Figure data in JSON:
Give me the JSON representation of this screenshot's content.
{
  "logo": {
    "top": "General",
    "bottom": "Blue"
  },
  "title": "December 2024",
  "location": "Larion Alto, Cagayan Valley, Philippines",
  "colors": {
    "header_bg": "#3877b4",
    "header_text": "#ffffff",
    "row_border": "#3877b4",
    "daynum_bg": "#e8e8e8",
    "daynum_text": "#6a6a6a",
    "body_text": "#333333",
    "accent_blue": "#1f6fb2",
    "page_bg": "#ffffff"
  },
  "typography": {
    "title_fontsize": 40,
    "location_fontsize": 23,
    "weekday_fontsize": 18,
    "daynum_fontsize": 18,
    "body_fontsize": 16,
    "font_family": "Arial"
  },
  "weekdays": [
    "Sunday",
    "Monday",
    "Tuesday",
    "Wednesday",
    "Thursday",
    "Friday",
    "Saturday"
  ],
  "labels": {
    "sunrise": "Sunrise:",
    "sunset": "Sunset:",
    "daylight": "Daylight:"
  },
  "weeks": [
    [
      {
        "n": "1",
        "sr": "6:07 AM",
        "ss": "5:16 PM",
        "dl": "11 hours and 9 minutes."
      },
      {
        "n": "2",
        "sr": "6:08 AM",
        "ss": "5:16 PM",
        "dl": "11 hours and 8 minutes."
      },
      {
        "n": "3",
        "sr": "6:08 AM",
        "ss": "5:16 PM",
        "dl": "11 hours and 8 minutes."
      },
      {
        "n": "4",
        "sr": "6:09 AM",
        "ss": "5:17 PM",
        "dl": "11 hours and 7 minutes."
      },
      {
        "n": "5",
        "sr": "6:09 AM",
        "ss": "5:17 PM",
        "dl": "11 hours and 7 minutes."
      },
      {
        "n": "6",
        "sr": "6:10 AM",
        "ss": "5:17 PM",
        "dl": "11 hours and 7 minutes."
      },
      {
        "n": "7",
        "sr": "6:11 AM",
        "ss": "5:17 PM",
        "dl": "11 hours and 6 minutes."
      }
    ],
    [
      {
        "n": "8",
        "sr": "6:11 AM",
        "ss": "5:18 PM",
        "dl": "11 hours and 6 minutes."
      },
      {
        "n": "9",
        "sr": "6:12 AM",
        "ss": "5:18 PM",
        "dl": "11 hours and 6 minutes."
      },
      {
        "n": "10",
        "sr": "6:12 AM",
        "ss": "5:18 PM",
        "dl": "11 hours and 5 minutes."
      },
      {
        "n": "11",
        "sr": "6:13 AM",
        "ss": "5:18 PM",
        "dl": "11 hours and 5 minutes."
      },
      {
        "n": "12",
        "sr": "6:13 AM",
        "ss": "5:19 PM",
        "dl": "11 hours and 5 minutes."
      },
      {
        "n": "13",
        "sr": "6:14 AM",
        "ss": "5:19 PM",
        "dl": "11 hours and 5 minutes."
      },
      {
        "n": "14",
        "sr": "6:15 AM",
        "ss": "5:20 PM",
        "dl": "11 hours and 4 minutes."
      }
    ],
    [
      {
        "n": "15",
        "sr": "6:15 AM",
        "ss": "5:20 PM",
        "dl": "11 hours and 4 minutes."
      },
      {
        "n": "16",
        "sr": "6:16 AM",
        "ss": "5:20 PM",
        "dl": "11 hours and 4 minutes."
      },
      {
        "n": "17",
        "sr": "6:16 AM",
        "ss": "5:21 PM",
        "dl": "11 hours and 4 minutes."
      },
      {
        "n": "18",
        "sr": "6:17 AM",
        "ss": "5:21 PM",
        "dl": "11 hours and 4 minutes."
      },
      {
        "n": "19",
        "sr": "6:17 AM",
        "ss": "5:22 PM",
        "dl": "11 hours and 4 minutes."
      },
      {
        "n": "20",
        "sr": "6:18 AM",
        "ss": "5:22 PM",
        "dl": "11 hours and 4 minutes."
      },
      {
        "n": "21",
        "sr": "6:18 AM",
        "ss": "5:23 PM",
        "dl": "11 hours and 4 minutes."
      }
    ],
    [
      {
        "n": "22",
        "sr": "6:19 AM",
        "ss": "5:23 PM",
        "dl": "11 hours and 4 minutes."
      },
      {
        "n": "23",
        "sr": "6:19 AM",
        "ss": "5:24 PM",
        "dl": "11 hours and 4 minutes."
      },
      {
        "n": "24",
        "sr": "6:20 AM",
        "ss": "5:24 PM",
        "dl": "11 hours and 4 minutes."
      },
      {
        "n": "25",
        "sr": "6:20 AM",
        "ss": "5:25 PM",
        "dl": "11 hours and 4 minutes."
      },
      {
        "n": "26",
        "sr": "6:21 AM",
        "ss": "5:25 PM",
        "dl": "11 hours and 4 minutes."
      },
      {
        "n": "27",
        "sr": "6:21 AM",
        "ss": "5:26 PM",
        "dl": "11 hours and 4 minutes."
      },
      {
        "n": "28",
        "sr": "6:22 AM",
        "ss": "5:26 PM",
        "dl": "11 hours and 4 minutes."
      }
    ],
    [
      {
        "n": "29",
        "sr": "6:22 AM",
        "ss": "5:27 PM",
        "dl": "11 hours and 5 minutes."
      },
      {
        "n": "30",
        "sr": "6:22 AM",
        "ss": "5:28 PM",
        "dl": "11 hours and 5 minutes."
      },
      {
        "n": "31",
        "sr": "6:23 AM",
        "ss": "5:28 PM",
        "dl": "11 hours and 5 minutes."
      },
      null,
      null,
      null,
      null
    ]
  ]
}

- Exercise -
Retype the records in full. Keep every line identical to the original.

- Solution to this exercise -
Give me the JSON representation of this screenshot's content.
{
  "logo": {
    "top": "General",
    "bottom": "Blue"
  },
  "title": "December 2024",
  "location": "Larion Alto, Cagayan Valley, Philippines",
  "colors": {
    "header_bg": "#3877b4",
    "header_text": "#ffffff",
    "row_border": "#3877b4",
    "daynum_bg": "#e8e8e8",
    "daynum_text": "#6a6a6a",
    "body_text": "#333333",
    "accent_blue": "#1f6fb2",
    "page_bg": "#ffffff"
  },
  "typography": {
    "title_fontsize": 40,
    "location_fontsize": 23,
    "weekday_fontsize": 18,
    "daynum_fontsize": 18,
    "body_fontsize": 16,
    "font_family": "Arial"
  },
  "weekdays": [
    "Sunday",
    "Monday",
    "Tuesday",
    "Wednesday",
    "Thursday",
    "Friday",
    "Saturday"
  ],
  "labels": {
    "sunrise": "Sunrise:",
    "sunset": "Sunset:",
    "daylight": "Daylight:"
  },
  "weeks": [
    [
      {
        "n": "1",
        "sr": "6:07 AM",
        "ss": "5:16 PM",
        "dl": "11 hours and 9 minutes."
      },
      {
        "n": "2",
        "sr": "6:08 AM",
        "ss": "5:16 PM",
        "dl": "11 hours and 8 minutes."
      },
      {
        "n": "3",
        "sr": "6:08 AM",
        "ss": "5:16 PM",
        "dl": "11 hours and 8 minutes."
      },
      {
        "n": "4",
        "sr": "6:09 AM",
        "ss": "5:17 PM",
        "dl": "11 hours and 7 minutes."
      },
      {
        "n": "5",
        "sr": "6:09 AM",
        "ss": "5:17 PM",
        "dl": "11 hours and 7 minutes."
      },
      {
        "n": "6",
        "sr": "6:10 AM",
        "ss": "5:17 PM",
        "dl": "11 hours and 7 minutes."
      },
      {
        "n": "7",
        "sr": "6:11 AM",
        "ss": "5:17 PM",
        "dl": "11 hours and 6 minutes."
      }
    ],
    [
      {
        "n": "8",
        "sr": "6:11 AM",
        "ss": "5:18 PM",
        "dl": "11 hours and 6 minutes."
      },
      {
        "n": "9",
        "sr": "6:12 AM",
        "ss": "5:18 PM",
        "dl": "11 hours and 6 minutes."
      },
      {
        "n": "10",
        "sr": "6:12 AM",
        "ss": "5:18 PM",
        "dl": "11 hours and 5 minutes."
      },
      {
        "n": "11",
        "sr": "6:13 AM",
        "ss": "5:18 PM",
        "dl": "11 hours and 5 minutes."
      },
      {
        "n": "12",
        "sr": "6:13 AM",
        "ss": "5:19 PM",
        "dl": "11 hours and 5 minutes."
      },
      {
        "n": "13",
        "sr": "6:14 AM",
        "ss": "5:19 PM",
        "dl": "11 hours and 5 minutes."
      },
      {
        "n": "14",
        "sr": "6:15 AM",
        "ss": "5:20 PM",
        "dl": "11 hours and 4 minutes."
      }
    ],
    [
      {
        "n": "15",
        "sr": "6:15 AM",
        "ss": "5:20 PM",
        "dl": "11 hours and 4 minutes."
      },
      {
        "n": "16",
        "sr": "6:16 AM",
        "ss": "5:20 PM",
        "dl": "11 hours and 4 minutes."
      },
      {
        "n": "17",
        "sr": "6:16 AM",
        "ss": "5:21 PM",
        "dl": "11 hours and 4 minutes."
      },
      {
        "n": "18",
        "sr": "6:17 AM",
        "ss": "5:21 PM",
        "dl": "11 hours and 4 minutes."
      },
      {
        "n": "19",
        "sr": "6:17 AM",
        "ss": "5:22 PM",
        "dl": "11 hours and 4 minutes."
      },
      {
        "n": "20",
        "sr": "6:18 AM",
        "ss": "5:22 PM",
        "dl": "11 hours and 4 minutes."
      },
      {
        "n": "21",
        "sr": "6:18 AM",
        "ss": "5:23 PM",
        "dl": "11 hours and 4 minutes."
      }
    ],
    [
      {
        "n": "22",
        "sr": "6:19 AM",
        "ss": "5:23 PM",
        "dl": "11 hours and 4 minutes."
      },
      {
        "n": "23",
        "sr": "6:19 AM",
        "ss": "5:24 PM",
        "dl": "11 hours and 4 minutes."
      },
      {
        "n": "24",
        "sr": "6:20 AM",
        "ss": "5:24 PM",
        "dl": "11 hours and 4 minutes."
      },
      {
        "n": "25",
        "sr": "6:20 AM",
        "ss": "5:25 PM",
        "dl": "11 hours and 4 minutes."
      },
      {
        "n": "26",
        "sr": "6:21 AM",
        "ss": "5:25 PM",
        "dl": "11 hours and 4 minutes."
      },
      {
        "n": "27",
        "sr": "6:21 AM",
        "ss": "5:26 PM",
        "dl": "11 hours and 4 minutes."
      },
      {
        "n": "28",
        "sr": "6:22 AM",
        "ss": "5:26 PM",
        "dl": "11 hours and 4 minutes."
      }
    ],
    [
      {
        "n": "29",
        "sr": "6:22 AM",
        "ss": "5:27 PM",
        "dl": "11 hours and 5 minutes."
      },
      {
        "n": "30",
        "sr": "6:22 AM",
        "ss": "5:28 PM",
        "dl": "11 hours and 5 minutes."
      },
      {
        "n": "31",
        "sr": "6:23 AM",
        "ss": "5:28 PM",
        "dl": "11 hours and 5 minutes."
      },
      null,
      null,
      null,
      null
    ]
  ]
}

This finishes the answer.